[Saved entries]
--
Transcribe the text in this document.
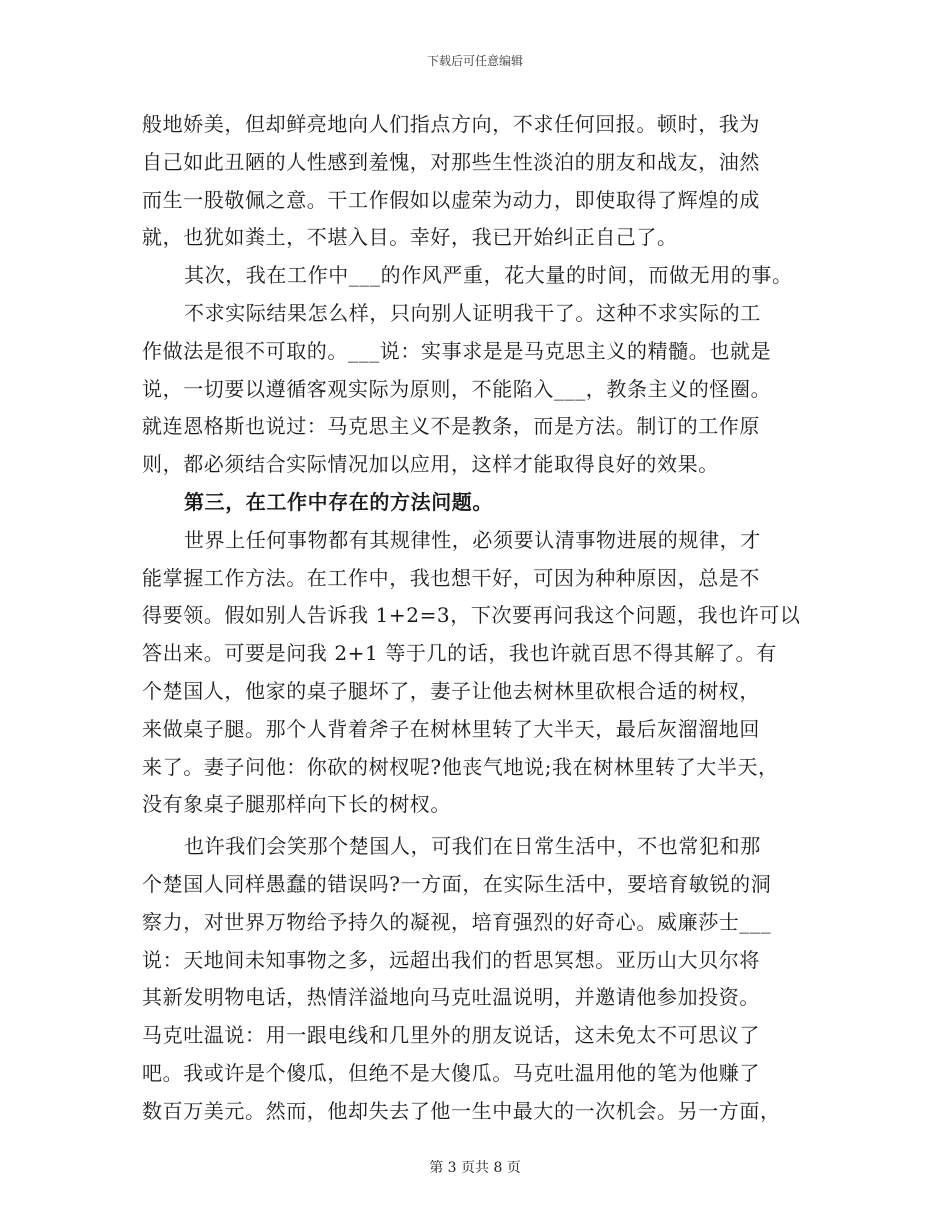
下载后可任意编辑
般地娇美，但却鲜亮地向人们指点方向，不求任何回报。顿时，我为
自己如此丑陋的人性感到羞愧，对那些生性淡泊的朋友和战友，油然
而生一股敬佩之意。干工作假如以虚荣为动力，即使取得了辉煌的成
就，也犹如粪土，不堪入目。幸好，我已开始纠正自己了。
其次，我在工作中___的作风严重，花大量的时间，而做无用的事。
不求实际结果怎么样，只向别人证明我干了。这种不求实际的工
作做法是很不可取的。___说：实事求是是马克思主义的精髓。也就是
说，一切要以遵循客观实际为原则，不能陷入___，教条主义的怪圈。
就连恩格斯也说过：马克思主义不是教条，而是方法。制订的工作原
则，都必须结合实际情况加以应用，这样才能取得良好的效果。
第三，在工作中存在的方法问题。
世界上任何事物都有其规律性，必须要认清事物进展的规律，才
能掌握工作方法。在工作中，我也想干好，可因为种种原因，总是不
得要领。假如别人告诉我 1+2=3，下次要再问我这个问题，我也许可以
答出来。可要是问我 2+1 等于几的话，我也许就百思不得其解了。有
个楚国人，他家的桌子腿坏了，妻子让他去树林里砍根合适的树杈，
来做桌子腿。那个人背着斧子在树林里转了大半天，最后灰溜溜地回
来了。妻子问他：你砍的树杈呢?他丧气地说;我在树林里转了大半天，
没有象桌子腿那样向下长的树杈。
也许我们会笑那个楚国人，可我们在日常生活中，不也常犯和那
个楚国人同样愚蠢的错误吗?一方面，在实际生活中，要培育敏锐的洞
察力，对世界万物给予持久的凝视，培育强烈的好奇心。威廉莎士___
说：天地间未知事物之多，远超出我们的哲思冥想。亚历山大贝尔将
其新发明物电话，热情洋溢地向马克吐温说明，并邀请他参加投资。
马克吐温说：用一跟电线和几里外的朋友说话，这未免太不可思议了
吧。我或许是个傻瓜，但绝不是大傻瓜。马克吐温用他的笔为他赚了
数百万美元。然而，他却失去了他一生中最大的一次机会。另一方面，
第 3 页共 8 页
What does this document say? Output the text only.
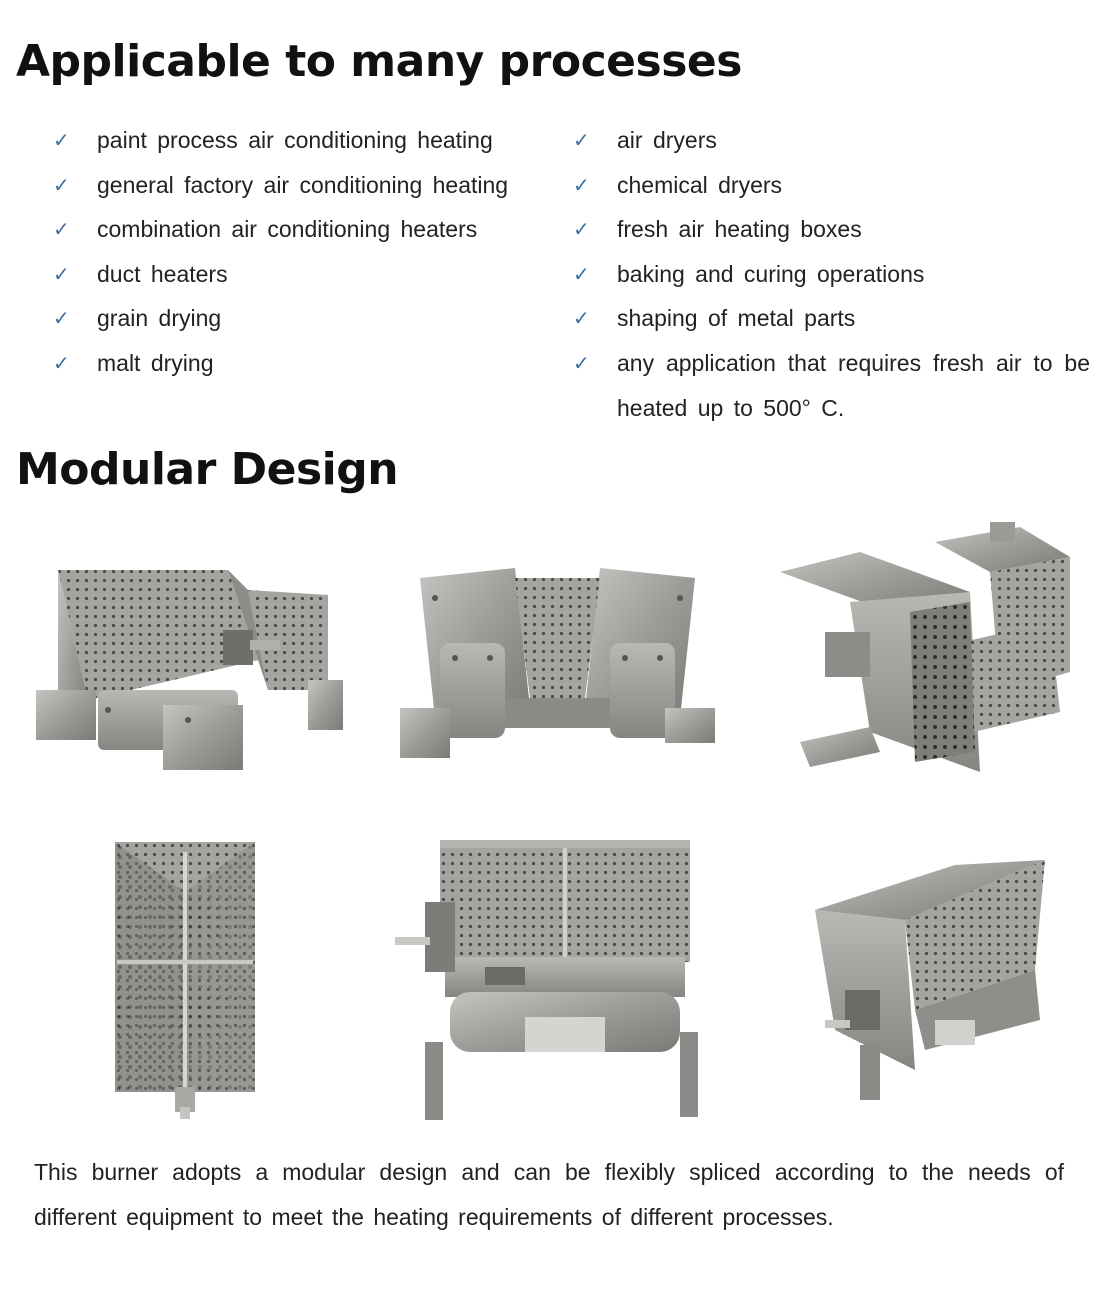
Applicable to many processes
✓	paint process air conditioning heating
✓	general factory air conditioning heating
✓	combination air conditioning heaters
✓	duct heaters
✓	grain drying
✓	malt drying
✓	air dryers
✓	chemical dryers
✓	fresh air heating boxes
✓	baking and curing operations
✓	shaping of metal parts
✓	any application that requires fresh air to be heated up to 500° C.
Modular Design

This burner adopts a modular design and can be flexibly spliced according to the needs of different equipment to meet the heating requirements of different processes.
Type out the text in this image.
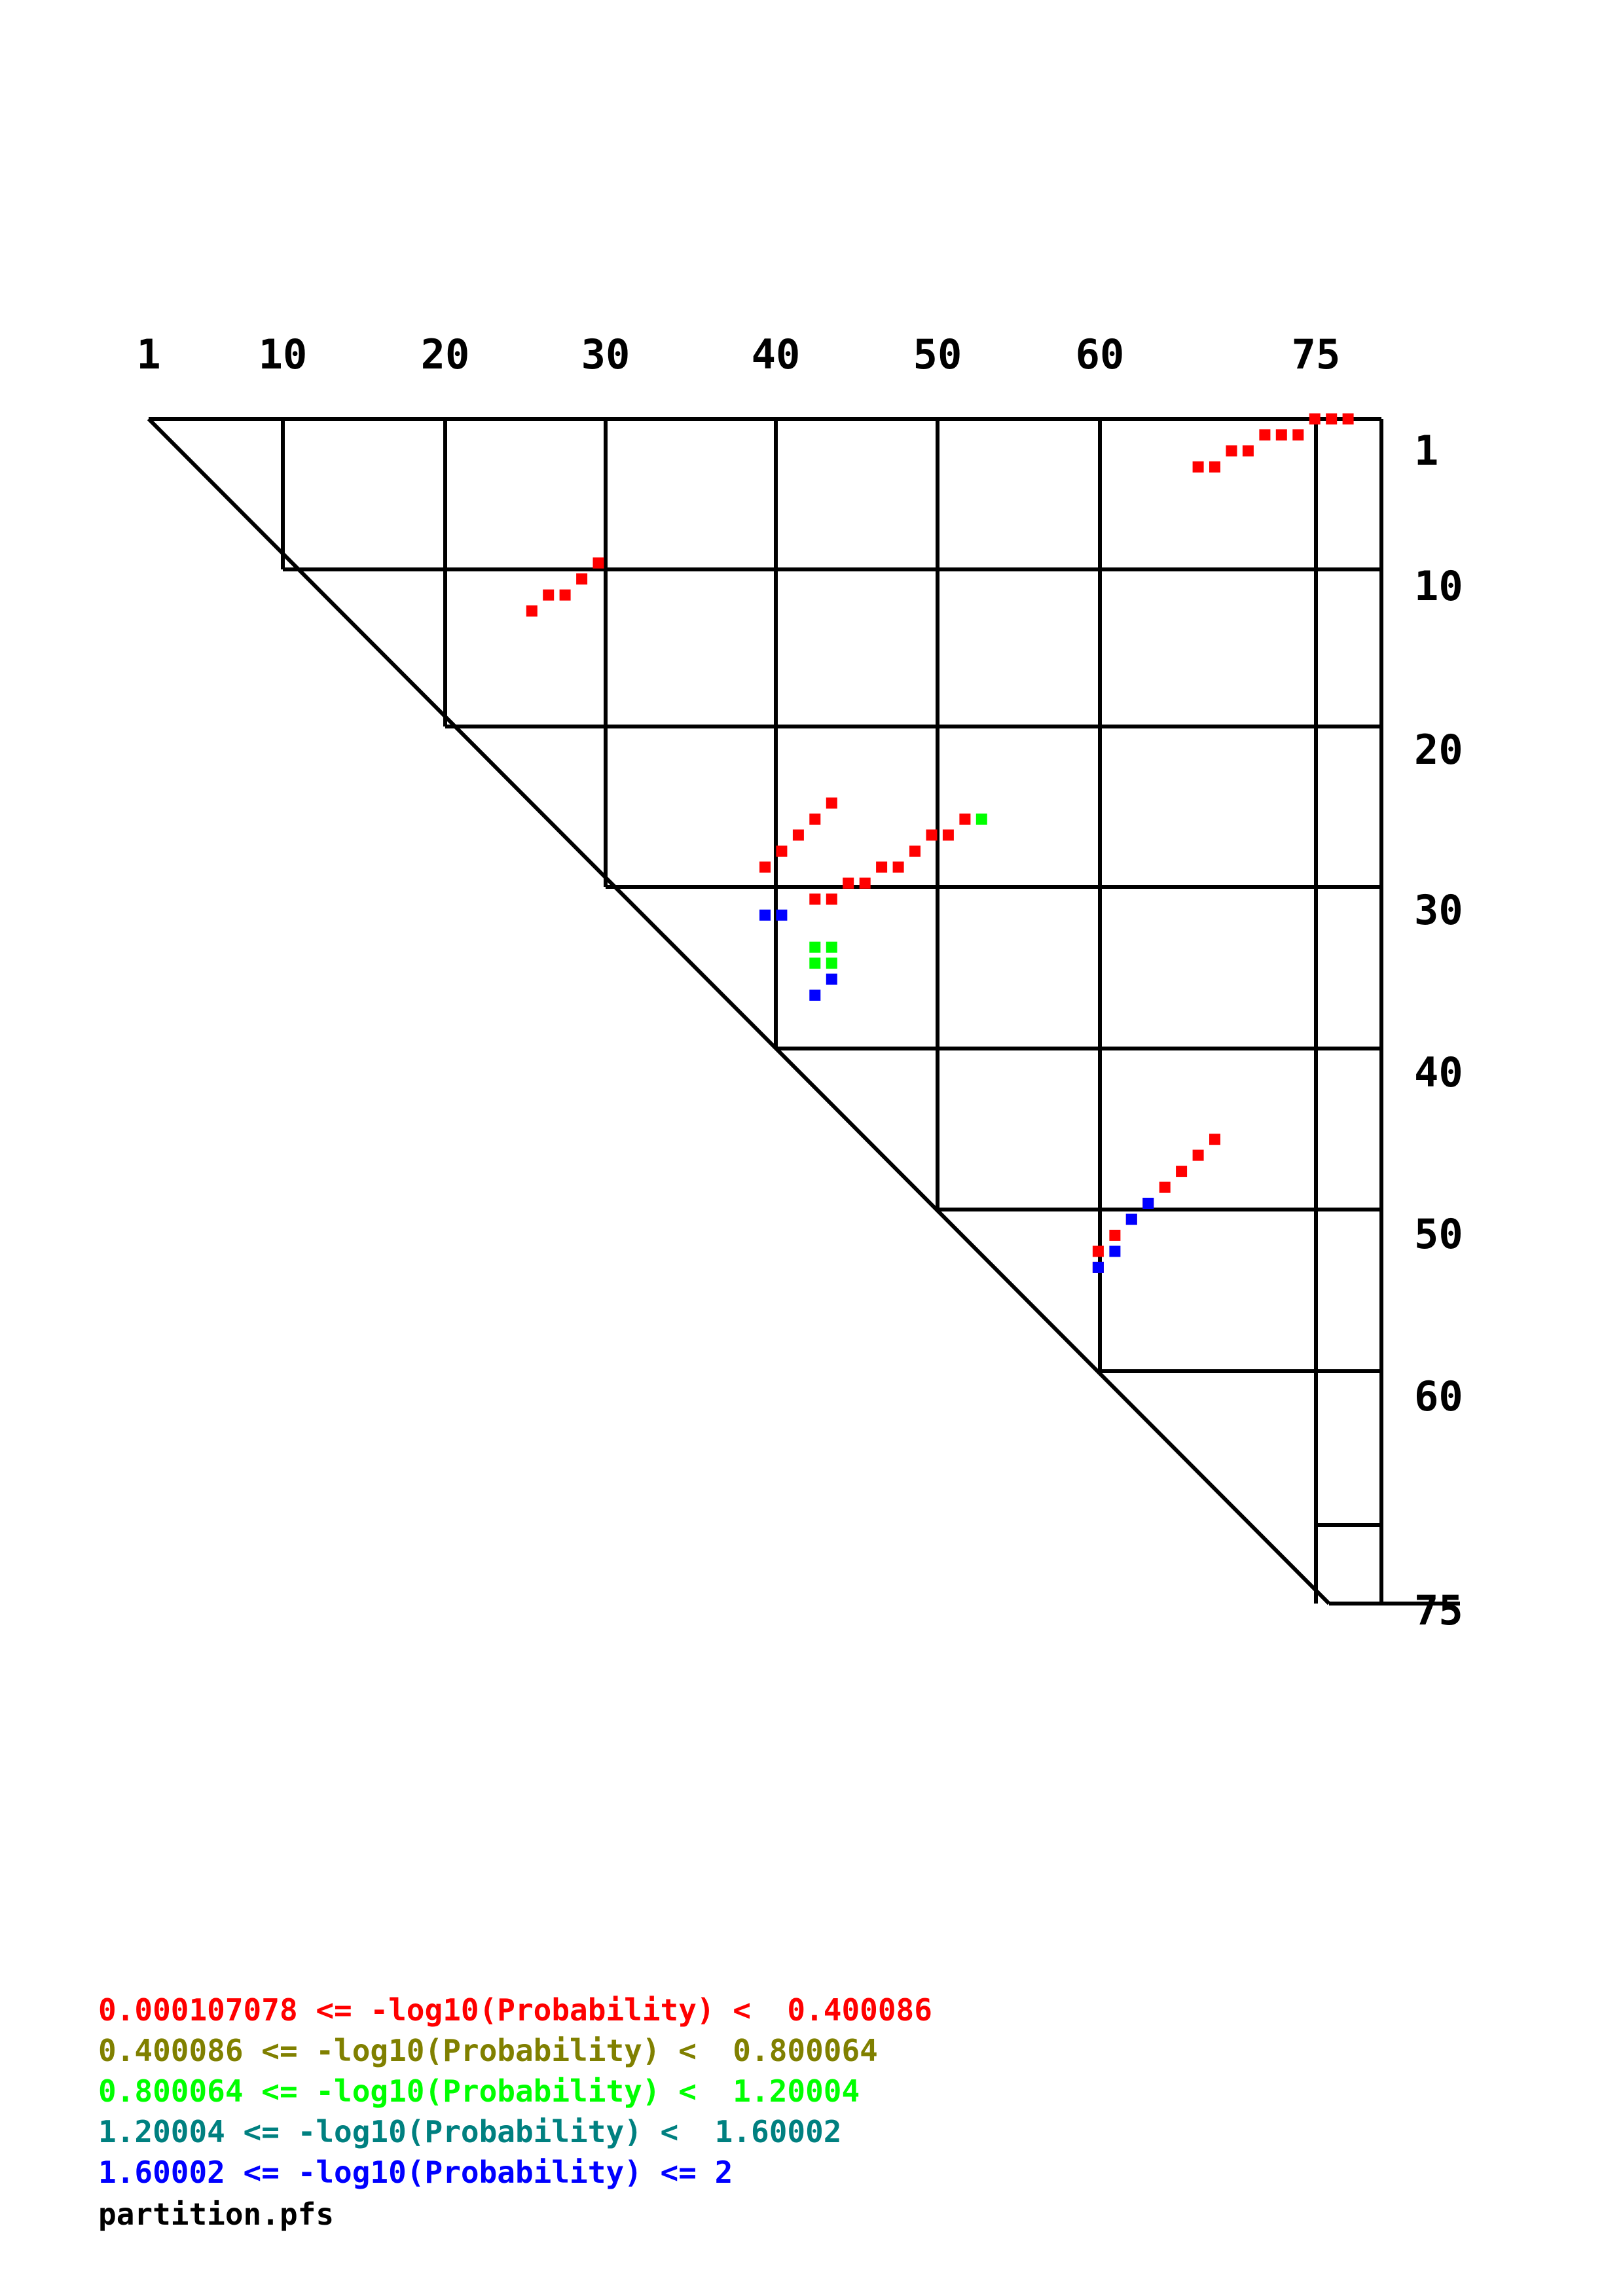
1 10	20	30	40	50	60	75
1
10
20
30
40
50
60
75
0.000107078 <= -log10(Probability) <  0.400086
0.400086 <= -log10(Probability) <  0.800064
0.800064 <= -log10(Probability) <  1.20004
1.20004 <= -log10(Probability) <  1.60002
1.60002 <= -log10(Probability) <= 2
partition.pfs
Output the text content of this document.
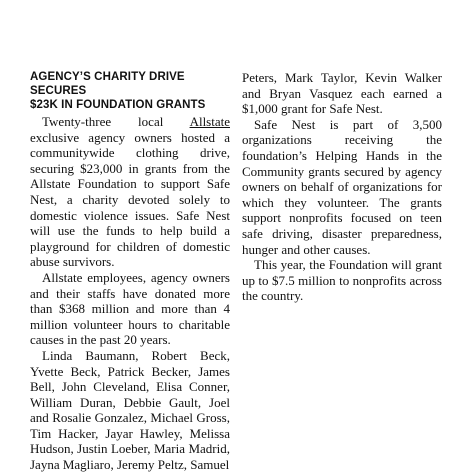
AGENCY’S CHARITY DRIVE SECURES
$23K IN FOUNDATION GRANTS

Twenty-three local Allstate exclusive agency owners hosted a communitywide clothing drive, securing $23,000 in grants from the Allstate Foundation to support Safe Nest, a charity devoted solely to domestic violence issues. Safe Nest will use the funds to help build a playground for children of domestic abuse survivors.

Allstate employees, agency owners and their staffs have donated more than $368 million and more than 4 million volunteer hours to charitable causes in the past 20 years.

Linda Baumann, Robert Beck, Yvette Beck, Patrick Becker, James Bell, John Cleveland, Elisa Conner, William Duran, Debbie Gault, Joel and Rosalie Gonzalez, Michael Gross, Tim Hacker, Jayar Hawley, Melissa Hudson, Justin Loeber, Maria Madrid, Jayna Magliaro, Jeremy Peltz, Samuel

Peters, Mark Taylor, Kevin Walker and Bryan Vasquez each earned a $1,000 grant for Safe Nest.

Safe Nest is part of 3,500 organizations receiving the foundation’s Helping Hands in the Community grants secured by agency owners on behalf of organizations for which they volunteer. The grants support nonprofits focused on teen safe driving, disaster preparedness, hunger and other causes.

This year, the Foundation will grant up to $7.5 million to nonprofits across the country.
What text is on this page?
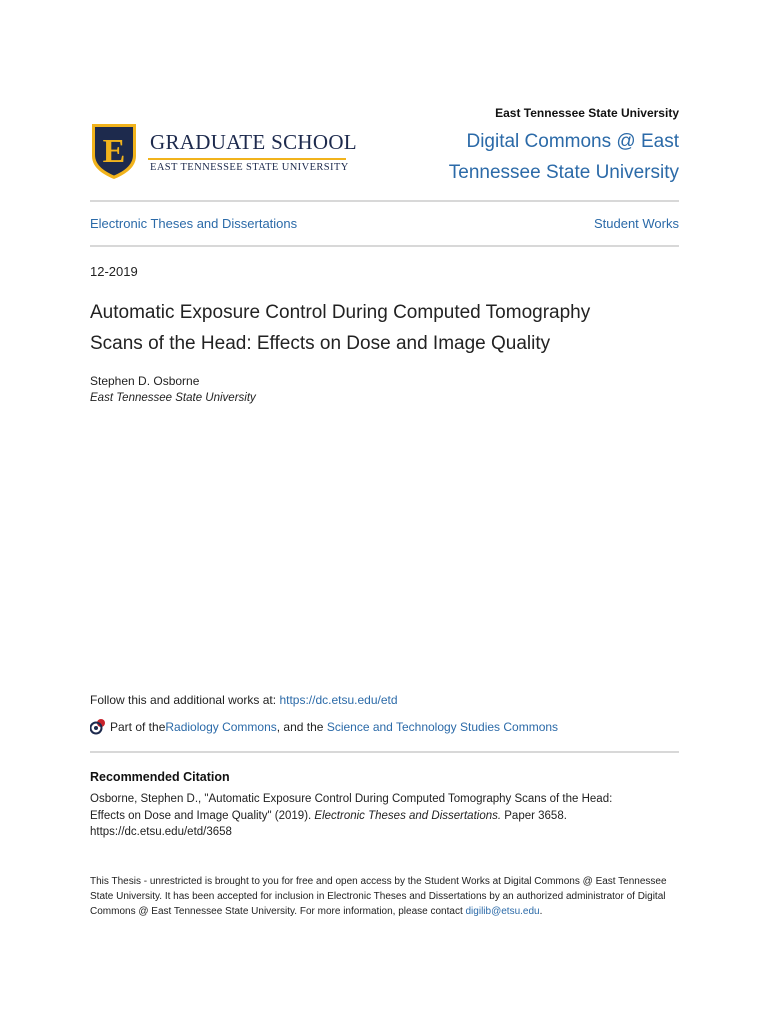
E GRADUATE SCHOOL
EAST TENNESSEE STATE UNIVERSITY
East Tennessee State University
Digital Commons @ East
Tennessee State University
Electronic Theses and Dissertations	Student Works
12-2019
Automatic Exposure Control During Computed Tomography
Scans of the Head: Effects on Dose and Image Quality
Stephen D. Osborne
East Tennessee State University
Follow this and additional works at: https://dc.etsu.edu/etd
Part of the Radiology Commons , and the Science and Technology Studies Commons
Recommended Citation
Osborne, Stephen D., "Automatic Exposure Control During Computed Tomography Scans of the Head:
Effects on Dose and Image Quality" (2019). Electronic Theses and Dissertations. Paper 3658.
https://dc.etsu.edu/etd/3658
This Thesis - unrestricted is brought to you for free and open access by the Student Works at Digital Commons @ East Tennessee State University. It has been accepted for inclusion in Electronic Theses and Dissertations by an authorized administrator of Digital Commons @ East Tennessee State University. For more information, please contact digilib@etsu.edu.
--
▸ **SHORT EXERCISE**
Return every line of the records exactly as given, pictures excluded.

▸ **PROBLEM SOLUTION**
Transcribe the text in this document.
下载后可任意编辑
般地娇美，但却鲜亮地向人们指点方向，不求任何回报。顿时，我为
自己如此丑陋的人性感到羞愧，对那些生性淡泊的朋友和战友，油然
而生一股敬佩之意。干工作假如以虚荣为动力，即使取得了辉煌的成
就，也犹如粪土，不堪入目。幸好，我已开始纠正自己了。
其次，我在工作中___的作风严重，花大量的时间，而做无用的事。
不求实际结果怎么样，只向别人证明我干了。这种不求实际的工
作做法是很不可取的。___说：实事求是是马克思主义的精髓。也就是
说，一切要以遵循客观实际为原则，不能陷入___，教条主义的怪圈。
就连恩格斯也说过：马克思主义不是教条，而是方法。制订的工作原
则，都必须结合实际情况加以应用，这样才能取得良好的效果。
第三，在工作中存在的方法问题。
世界上任何事物都有其规律性，必须要认清事物进展的规律，才
能掌握工作方法。在工作中，我也想干好，可因为种种原因，总是不
得要领。假如别人告诉我 1+2=3，下次要再问我这个问题，我也许可以
答出来。可要是问我 2+1 等于几的话，我也许就百思不得其解了。有
个楚国人，他家的桌子腿坏了，妻子让他去树林里砍根合适的树杈，
来做桌子腿。那个人背着斧子在树林里转了大半天，最后灰溜溜地回
来了。妻子问他：你砍的树杈呢?他丧气地说;我在树林里转了大半天，
没有象桌子腿那样向下长的树杈。
也许我们会笑那个楚国人，可我们在日常生活中，不也常犯和那
个楚国人同样愚蠢的错误吗?一方面，在实际生活中，要培育敏锐的洞
察力，对世界万物给予持久的凝视，培育强烈的好奇心。威廉莎士___
说：天地间未知事物之多，远超出我们的哲思冥想。亚历山大贝尔将
其新发明物电话，热情洋溢地向马克吐温说明，并邀请他参加投资。
马克吐温说：用一跟电线和几里外的朋友说话，这未免太不可思议了
吧。我或许是个傻瓜，但绝不是大傻瓜。马克吐温用他的笔为他赚了
数百万美元。然而，他却失去了他一生中最大的一次机会。另一方面，
第 3 页共 8 页
What does this document say? Output the text only.
Applicable to many processes
✓	paint process air conditioning heating
✓	general factory air conditioning heating
✓	combination air conditioning heaters
✓	duct heaters
✓	grain drying
✓	malt drying
✓	air dryers
✓	chemical dryers
✓	fresh air heating boxes
✓	baking and curing operations
✓	shaping of metal parts
✓	any application that requires fresh air to be heated up to 500° C.
Modular Design

This burner adopts a modular design and can be flexibly spliced according to the needs of different equipment to meet the heating requirements of different processes.
Type out the text in this image.
1 10	20	30	40	50	60	75
1
10
20
30
40
50
60
75
0.000107078 <= -log10(Probability) <  0.400086
0.400086 <= -log10(Probability) <  0.800064
0.800064 <= -log10(Probability) <  1.20004
1.20004 <= -log10(Probability) <  1.60002
1.60002 <= -log10(Probability) <= 2
partition.pfs
Output the text content of this document.
AGENCY’S CHARITY DRIVE SECURES
$23K IN FOUNDATION GRANTS

Twenty-three local Allstate exclusive agency owners hosted a communitywide clothing drive, securing $23,000 in grants from the Allstate Foundation to support Safe Nest, a charity devoted solely to domestic violence issues. Safe Nest will use the funds to help build a playground for children of domestic abuse survivors.

Allstate employees, agency owners and their staffs have donated more than $368 million and more than 4 million volunteer hours to charitable causes in the past 20 years.

Linda Baumann, Robert Beck, Yvette Beck, Patrick Becker, James Bell, John Cleveland, Elisa Conner, William Duran, Debbie Gault, Joel and Rosalie Gonzalez, Michael Gross, Tim Hacker, Jayar Hawley, Melissa Hudson, Justin Loeber, Maria Madrid, Jayna Magliaro, Jeremy Peltz, Samuel

Peters, Mark Taylor, Kevin Walker and Bryan Vasquez each earned a $1,000 grant for Safe Nest.

Safe Nest is part of 3,500 organizations receiving the foundation’s Helping Hands in the Community grants secured by agency owners on behalf of organizations for which they volunteer. The grants support nonprofits focused on teen safe driving, disaster preparedness, hunger and other causes.

This year, the Foundation will grant up to $7.5 million to nonprofits across the country.
What text is on this page?
E GRADUATE SCHOOL
EAST TENNESSEE STATE UNIVERSITY
East Tennessee State University
Digital Commons @ East
Tennessee State University
Electronic Theses and Dissertations	Student Works
12-2019
Automatic Exposure Control During Computed Tomography
Scans of the Head: Effects on Dose and Image Quality
Stephen D. Osborne
East Tennessee State University
Follow this and additional works at: https://dc.etsu.edu/etd
Part of the Radiology Commons , and the Science and Technology Studies Commons
Recommended Citation
Osborne, Stephen D., "Automatic Exposure Control During Computed Tomography Scans of the Head:
Effects on Dose and Image Quality" (2019). Electronic Theses and Dissertations. Paper 3658.
https://dc.etsu.edu/etd/3658
This Thesis - unrestricted is brought to you for free and open access by the Student Works at Digital Commons @ East Tennessee State University. It has been accepted for inclusion in Electronic Theses and Dissertations by an authorized administrator of Digital Commons @ East Tennessee State University. For more information, please contact digilib@etsu.edu.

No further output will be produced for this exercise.